Given request>
Copy the listing below line for line, keeping every character the same.

---

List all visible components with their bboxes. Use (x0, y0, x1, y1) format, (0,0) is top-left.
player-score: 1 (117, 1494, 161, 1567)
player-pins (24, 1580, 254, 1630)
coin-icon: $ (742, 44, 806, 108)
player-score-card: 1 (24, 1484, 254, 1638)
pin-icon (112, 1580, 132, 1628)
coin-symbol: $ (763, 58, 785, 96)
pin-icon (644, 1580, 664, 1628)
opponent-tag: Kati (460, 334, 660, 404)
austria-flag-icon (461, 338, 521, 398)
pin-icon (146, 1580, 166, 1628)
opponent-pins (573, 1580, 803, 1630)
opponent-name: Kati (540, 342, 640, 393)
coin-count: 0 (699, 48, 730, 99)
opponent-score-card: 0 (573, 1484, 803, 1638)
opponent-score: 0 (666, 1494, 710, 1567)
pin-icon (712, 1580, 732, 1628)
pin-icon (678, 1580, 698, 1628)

---

Task answer>
List all visible components with their bboxes. Use (x0, y0, x1, y1) format, (0,0) is top-left.
player-score: 1 (117, 1494, 161, 1567)
player-pins (24, 1580, 254, 1630)
coin-icon: $ (742, 44, 806, 108)
player-score-card: 1 (24, 1484, 254, 1638)
pin-icon (112, 1580, 132, 1628)
coin-symbol: $ (763, 58, 785, 96)
pin-icon (644, 1580, 664, 1628)
opponent-tag: Kati (460, 334, 660, 404)
austria-flag-icon (461, 338, 521, 398)
pin-icon (146, 1580, 166, 1628)
opponent-pins (573, 1580, 803, 1630)
opponent-name: Kati (540, 342, 640, 393)
coin-count: 0 (699, 48, 730, 99)
opponent-score-card: 0 (573, 1484, 803, 1638)
opponent-score: 0 (666, 1494, 710, 1567)
pin-icon (712, 1580, 732, 1628)
pin-icon (678, 1580, 698, 1628)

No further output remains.